_GIVEN REQUEST_: Report how many lines contain "title". The answer is a single number.

_THE RECORDS_:

§ §

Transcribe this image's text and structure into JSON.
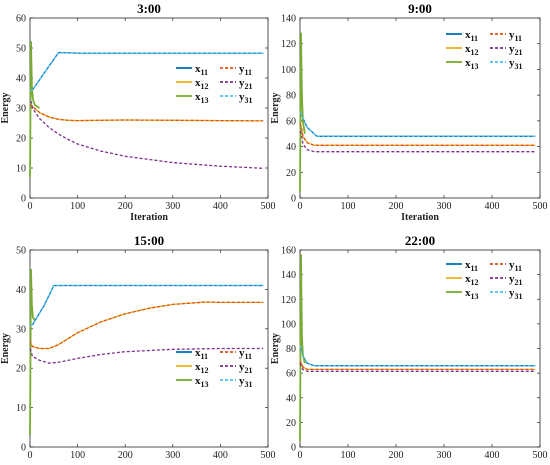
{
  "series_style": {
    "x11": {
      "color": "#0072BD",
      "dash": false
    },
    "x12": {
      "color": "#EDB120",
      "dash": false
    },
    "x13": {
      "color": "#77AC30",
      "dash": false
    },
    "y11": {
      "color": "#D95319",
      "dash": true
    },
    "y21": {
      "color": "#7E2F8E",
      "dash": true
    },
    "y31": {
      "color": "#4DBEEE",
      "dash": true
    }
  },
  "chart_data": [
    {
      "type": "line",
      "title": "3:00",
      "xlabel": "Iteration",
      "ylabel": "Energy",
      "xlim": [
        0,
        500
      ],
      "ylim": [
        0,
        60
      ],
      "xticks": [
        0,
        100,
        200,
        300,
        400,
        500
      ],
      "yticks": [
        0,
        10,
        20,
        30,
        40,
        50,
        60
      ],
      "legend_position": "right-middle",
      "legend": [
        [
          "x",
          "11"
        ],
        [
          "y",
          "11"
        ],
        [
          "x",
          "12"
        ],
        [
          "y",
          "21"
        ],
        [
          "x",
          "13"
        ],
        [
          "y",
          "31"
        ]
      ],
      "series": [
        {
          "name": "x11",
          "x": [
            0,
            3,
            5,
            60,
            100,
            200,
            300,
            400,
            490
          ],
          "y": [
            36,
            36,
            36,
            48.5,
            48.3,
            48.3,
            48.3,
            48.3,
            48.3
          ]
        },
        {
          "name": "y31",
          "x": [
            0,
            3,
            5,
            60,
            100,
            200,
            300,
            400,
            490
          ],
          "y": [
            36,
            36,
            36,
            48.5,
            48.3,
            48.3,
            48.3,
            48.3,
            48.3
          ]
        },
        {
          "name": "x12",
          "x": [
            0,
            3,
            5,
            20,
            40,
            60,
            80,
            100,
            150,
            200,
            300,
            400,
            490
          ],
          "y": [
            31,
            31,
            30.5,
            28.5,
            27,
            26.2,
            25.9,
            25.8,
            25.9,
            26.0,
            25.9,
            25.8,
            25.7
          ]
        },
        {
          "name": "y11",
          "x": [
            0,
            3,
            5,
            20,
            40,
            60,
            80,
            100,
            150,
            200,
            300,
            400,
            490
          ],
          "y": [
            31,
            31,
            30.5,
            28.5,
            27,
            26.2,
            25.9,
            25.8,
            25.9,
            26.0,
            25.9,
            25.8,
            25.7
          ]
        },
        {
          "name": "y21",
          "x": [
            0,
            3,
            5,
            20,
            40,
            60,
            80,
            100,
            150,
            200,
            300,
            400,
            490
          ],
          "y": [
            32,
            32,
            30,
            26.5,
            23.5,
            21.3,
            19.5,
            18,
            15.6,
            13.9,
            11.8,
            10.6,
            9.9
          ]
        },
        {
          "name": "x13",
          "x": [
            0,
            2,
            4,
            6,
            10,
            20
          ],
          "y": [
            7,
            52,
            37,
            33,
            31,
            30
          ],
          "spike": true
        }
      ]
    },
    {
      "type": "line",
      "title": "9:00",
      "xlabel": "Iteration",
      "ylabel": "Energy",
      "xlim": [
        0,
        500
      ],
      "ylim": [
        0,
        140
      ],
      "xticks": [
        0,
        100,
        200,
        300,
        400,
        500
      ],
      "yticks": [
        0,
        20,
        40,
        60,
        80,
        100,
        120,
        140
      ],
      "legend_position": "top-right",
      "legend": [
        [
          "x",
          "11"
        ],
        [
          "y",
          "11"
        ],
        [
          "x",
          "12"
        ],
        [
          "y",
          "21"
        ],
        [
          "x",
          "13"
        ],
        [
          "y",
          "31"
        ]
      ],
      "series": [
        {
          "name": "x11",
          "x": [
            0,
            3,
            6,
            15,
            35,
            100,
            200,
            300,
            400,
            490
          ],
          "y": [
            66,
            66,
            62,
            55,
            48,
            48,
            48,
            48,
            48,
            48
          ]
        },
        {
          "name": "y31",
          "x": [
            0,
            3,
            6,
            15,
            35,
            100,
            200,
            300,
            400,
            490
          ],
          "y": [
            66,
            66,
            62,
            55,
            48,
            48,
            48,
            48,
            48,
            48
          ]
        },
        {
          "name": "x12",
          "x": [
            0,
            3,
            6,
            15,
            30,
            100,
            200,
            300,
            400,
            490
          ],
          "y": [
            58,
            55,
            48,
            43,
            41,
            41,
            41,
            41,
            41,
            41
          ]
        },
        {
          "name": "y11",
          "x": [
            0,
            3,
            6,
            15,
            30,
            100,
            200,
            300,
            400,
            490
          ],
          "y": [
            58,
            55,
            48,
            43,
            41,
            41,
            41,
            41,
            41,
            41
          ]
        },
        {
          "name": "y21",
          "x": [
            0,
            3,
            6,
            15,
            30,
            100,
            200,
            300,
            400,
            490
          ],
          "y": [
            52,
            50,
            42,
            37.5,
            36,
            36,
            36,
            36,
            36,
            36
          ]
        },
        {
          "name": "x13",
          "x": [
            0,
            2,
            4,
            6,
            10
          ],
          "y": [
            5,
            128,
            80,
            60,
            50
          ],
          "spike": true
        }
      ]
    },
    {
      "type": "line",
      "title": "15:00",
      "xlabel": "Iteration",
      "ylabel": "Energy",
      "xlim": [
        0,
        500
      ],
      "ylim": [
        0,
        50
      ],
      "xticks": [
        0,
        100,
        200,
        300,
        400,
        500
      ],
      "yticks": [
        0,
        10,
        20,
        30,
        40,
        50
      ],
      "legend_position": "bottom-right",
      "legend": [
        [
          "x",
          "11"
        ],
        [
          "y",
          "11"
        ],
        [
          "x",
          "12"
        ],
        [
          "y",
          "21"
        ],
        [
          "x",
          "13"
        ],
        [
          "y",
          "31"
        ]
      ],
      "series": [
        {
          "name": "x11",
          "x": [
            0,
            3,
            5,
            30,
            50,
            100,
            200,
            300,
            400,
            490
          ],
          "y": [
            31,
            31,
            31,
            36,
            41,
            41,
            41,
            41,
            41,
            41
          ]
        },
        {
          "name": "y31",
          "x": [
            0,
            3,
            5,
            30,
            50,
            100,
            200,
            300,
            400,
            490
          ],
          "y": [
            31,
            31,
            31,
            36,
            41,
            41,
            41,
            41,
            41,
            41
          ]
        },
        {
          "name": "x12",
          "x": [
            0,
            3,
            5,
            20,
            40,
            60,
            100,
            150,
            200,
            250,
            300,
            370,
            400,
            490
          ],
          "y": [
            27,
            26,
            25.5,
            25,
            25,
            26,
            29,
            31.8,
            33.8,
            35.2,
            36.2,
            36.8,
            36.7,
            36.7
          ]
        },
        {
          "name": "y11",
          "x": [
            0,
            3,
            5,
            20,
            40,
            60,
            100,
            150,
            200,
            250,
            300,
            370,
            400,
            490
          ],
          "y": [
            27,
            26,
            25.5,
            25,
            25,
            26,
            29,
            31.8,
            33.8,
            35.2,
            36.2,
            36.8,
            36.7,
            36.7
          ]
        },
        {
          "name": "y21",
          "x": [
            0,
            3,
            5,
            20,
            40,
            60,
            100,
            150,
            200,
            300,
            400,
            490
          ],
          "y": [
            25,
            24,
            23,
            22,
            21.3,
            21.5,
            22.5,
            23.5,
            24.2,
            24.8,
            25,
            25
          ]
        },
        {
          "name": "x13",
          "x": [
            0,
            2,
            4,
            6,
            10
          ],
          "y": [
            3,
            45,
            36,
            33,
            32
          ],
          "spike": true
        }
      ]
    },
    {
      "type": "line",
      "title": "22:00",
      "xlabel": "Iteration",
      "ylabel": "Energy",
      "xlim": [
        0,
        500
      ],
      "ylim": [
        0,
        160
      ],
      "xticks": [
        0,
        100,
        200,
        300,
        400,
        500
      ],
      "yticks": [
        0,
        20,
        40,
        60,
        80,
        100,
        120,
        140,
        160
      ],
      "legend_position": "top-right",
      "legend": [
        [
          "x",
          "11"
        ],
        [
          "y",
          "11"
        ],
        [
          "x",
          "12"
        ],
        [
          "y",
          "21"
        ],
        [
          "x",
          "13"
        ],
        [
          "y",
          "31"
        ]
      ],
      "series": [
        {
          "name": "x11",
          "x": [
            0,
            3,
            6,
            15,
            30,
            100,
            200,
            300,
            400,
            490
          ],
          "y": [
            82,
            80,
            74,
            68,
            66,
            66,
            66,
            66,
            66,
            66
          ]
        },
        {
          "name": "y31",
          "x": [
            0,
            3,
            6,
            15,
            30,
            100,
            200,
            300,
            400,
            490
          ],
          "y": [
            82,
            80,
            74,
            68,
            66,
            66,
            66,
            66,
            66,
            66
          ]
        },
        {
          "name": "x12",
          "x": [
            0,
            3,
            6,
            15,
            30,
            100,
            200,
            300,
            400,
            490
          ],
          "y": [
            70,
            68,
            65,
            63,
            63,
            63,
            63,
            63,
            63,
            63
          ]
        },
        {
          "name": "y11",
          "x": [
            0,
            3,
            6,
            15,
            30,
            100,
            200,
            300,
            400,
            490
          ],
          "y": [
            70,
            68,
            65,
            63,
            63,
            63,
            63,
            63,
            63,
            63
          ]
        },
        {
          "name": "y21",
          "x": [
            0,
            3,
            6,
            15,
            30,
            100,
            200,
            300,
            400,
            490
          ],
          "y": [
            68,
            66,
            63,
            61.5,
            61.5,
            61.5,
            61.5,
            61.5,
            61.5,
            61.5
          ]
        },
        {
          "name": "x13",
          "x": [
            0,
            2,
            4,
            6,
            10
          ],
          "y": [
            5,
            156,
            90,
            75,
            68
          ],
          "spike": true
        }
      ]
    }
  ]
}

§ §

_REPLY_: 4